The best SaMD technology is able to significantly improve on the delivery and administration of care, reduce costs but cutting out the middleman and expensive hardware, and improve overall healthcare outcomes for patients.
These devices use highly advanced algorithms to analyze patient data in search of anomalies.
Although it is not set to replace doctors any time soon, it can gain a great overall picture of a patient’s health impressively quickly and help patients to monitor their condition in much more detail than ever before.
It also builds on existing medicinal technology, rather than using new hardware that is expensive and often difficult to update and keep up with.
By saving money using SaMD, the healthcare industry can actually focus on doing what it does best: providing great customer care.
Blockchain offers a way to secure and protect patient data like never before in the USA.
It has provided a fantastic way to take out the middleman when it comes to data protection and has completely decentralized records.
Patient data is now encrypted in code held digitally which is hoped will not only make the transfer of patient records from organization to organization much easier, but it will also stop mistakes and save the industry money.
Healthcare stakeholders will be able to safely access a full record of patient’s data which includes every tiny fact from how often they visit the doctor to every operation they have undergone.
This is set to make patient diagnosis much quicker and care not only more effective but cheaper, too.
In fact, it is hoped that blockchain will save the healthcare industry between $100 and $150 billion each year by 2025.

== Data section ==
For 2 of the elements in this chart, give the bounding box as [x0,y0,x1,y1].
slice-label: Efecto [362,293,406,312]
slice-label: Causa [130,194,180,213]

== Required action ==
From the passage on healthcare technology, list each thing that the first sentence says the best SaMD technology is able to do.

== Reply ==
- Significantly improve on the delivery and administration of care
- Reduce costs
- Improve overall healthcare outcomes for patients